DATA PROVIDED:

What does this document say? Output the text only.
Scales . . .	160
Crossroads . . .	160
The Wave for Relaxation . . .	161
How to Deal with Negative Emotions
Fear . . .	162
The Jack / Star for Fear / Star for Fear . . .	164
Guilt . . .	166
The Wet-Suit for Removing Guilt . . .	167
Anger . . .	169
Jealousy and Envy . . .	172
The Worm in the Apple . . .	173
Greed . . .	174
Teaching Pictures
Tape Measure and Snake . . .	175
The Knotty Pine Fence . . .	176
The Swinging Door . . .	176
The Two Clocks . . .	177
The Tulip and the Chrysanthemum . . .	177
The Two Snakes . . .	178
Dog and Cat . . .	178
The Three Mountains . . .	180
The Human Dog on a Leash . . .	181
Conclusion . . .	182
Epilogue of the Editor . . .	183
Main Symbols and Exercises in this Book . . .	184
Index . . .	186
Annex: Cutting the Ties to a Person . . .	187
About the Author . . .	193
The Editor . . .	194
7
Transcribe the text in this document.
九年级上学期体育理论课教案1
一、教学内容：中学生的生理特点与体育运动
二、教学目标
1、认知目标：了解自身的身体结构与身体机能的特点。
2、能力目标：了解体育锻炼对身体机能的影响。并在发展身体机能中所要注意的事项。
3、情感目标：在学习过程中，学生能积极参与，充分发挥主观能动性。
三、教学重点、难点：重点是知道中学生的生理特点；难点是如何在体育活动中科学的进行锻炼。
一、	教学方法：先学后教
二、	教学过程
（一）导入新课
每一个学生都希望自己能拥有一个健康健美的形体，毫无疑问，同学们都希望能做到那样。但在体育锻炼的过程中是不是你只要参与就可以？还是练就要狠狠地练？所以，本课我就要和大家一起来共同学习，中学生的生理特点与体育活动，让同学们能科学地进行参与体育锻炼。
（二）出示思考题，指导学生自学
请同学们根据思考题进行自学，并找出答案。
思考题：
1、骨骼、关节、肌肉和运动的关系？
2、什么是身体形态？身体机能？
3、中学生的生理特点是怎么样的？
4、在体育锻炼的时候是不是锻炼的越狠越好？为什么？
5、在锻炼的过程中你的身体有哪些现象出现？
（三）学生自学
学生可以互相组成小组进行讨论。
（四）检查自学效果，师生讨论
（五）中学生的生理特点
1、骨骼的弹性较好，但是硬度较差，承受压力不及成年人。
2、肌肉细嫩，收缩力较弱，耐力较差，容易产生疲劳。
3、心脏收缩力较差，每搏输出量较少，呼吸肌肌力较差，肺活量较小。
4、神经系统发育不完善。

THE TASK: Return what is listed above, exactly and completely.

REPLY TO THE EXERCISE:
What does this document say? Output the text only.
Scales . . .	160
Crossroads . . .	160
The Wave for Relaxation . . .	161
How to Deal with Negative Emotions
Fear . . .	162
The Jack / Star for Fear / Star for Fear . . .	164
Guilt . . .	166
The Wet-Suit for Removing Guilt . . .	167
Anger . . .	169
Jealousy and Envy . . .	172
The Worm in the Apple . . .	173
Greed . . .	174
Teaching Pictures
Tape Measure and Snake . . .	175
The Knotty Pine Fence . . .	176
The Swinging Door . . .	176
The Two Clocks . . .	177
The Tulip and the Chrysanthemum . . .	177
The Two Snakes . . .	178
Dog and Cat . . .	178
The Three Mountains . . .	180
The Human Dog on a Leash . . .	181
Conclusion . . .	182
Epilogue of the Editor . . .	183
Main Symbols and Exercises in this Book . . .	184
Index . . .	186
Annex: Cutting the Ties to a Person . . .	187
About the Author . . .	193
The Editor . . .	194
7
Transcribe the text in this document.
九年级上学期体育理论课教案1
一、教学内容：中学生的生理特点与体育运动
二、教学目标
1、认知目标：了解自身的身体结构与身体机能的特点。
2、能力目标：了解体育锻炼对身体机能的影响。并在发展身体机能中所要注意的事项。
3、情感目标：在学习过程中，学生能积极参与，充分发挥主观能动性。
三、教学重点、难点：重点是知道中学生的生理特点；难点是如何在体育活动中科学的进行锻炼。
一、	教学方法：先学后教
二、	教学过程
（一）导入新课
每一个学生都希望自己能拥有一个健康健美的形体，毫无疑问，同学们都希望能做到那样。但在体育锻炼的过程中是不是你只要参与就可以？还是练就要狠狠地练？所以，本课我就要和大家一起来共同学习，中学生的生理特点与体育活动，让同学们能科学地进行参与体育锻炼。
（二）出示思考题，指导学生自学
请同学们根据思考题进行自学，并找出答案。
思考题：
1、骨骼、关节、肌肉和运动的关系？
2、什么是身体形态？身体机能？
3、中学生的生理特点是怎么样的？
4、在体育锻炼的时候是不是锻炼的越狠越好？为什么？
5、在锻炼的过程中你的身体有哪些现象出现？
（三）学生自学
学生可以互相组成小组进行讨论。
（四）检查自学效果，师生讨论
（五）中学生的生理特点
1、骨骼的弹性较好，但是硬度较差，承受压力不及成年人。
2、肌肉细嫩，收缩力较弱，耐力较差，容易产生疲劳。
3、心脏收缩力较差，每搏输出量较少，呼吸肌肌力较差，肺活量较小。
4、神经系统发育不完善。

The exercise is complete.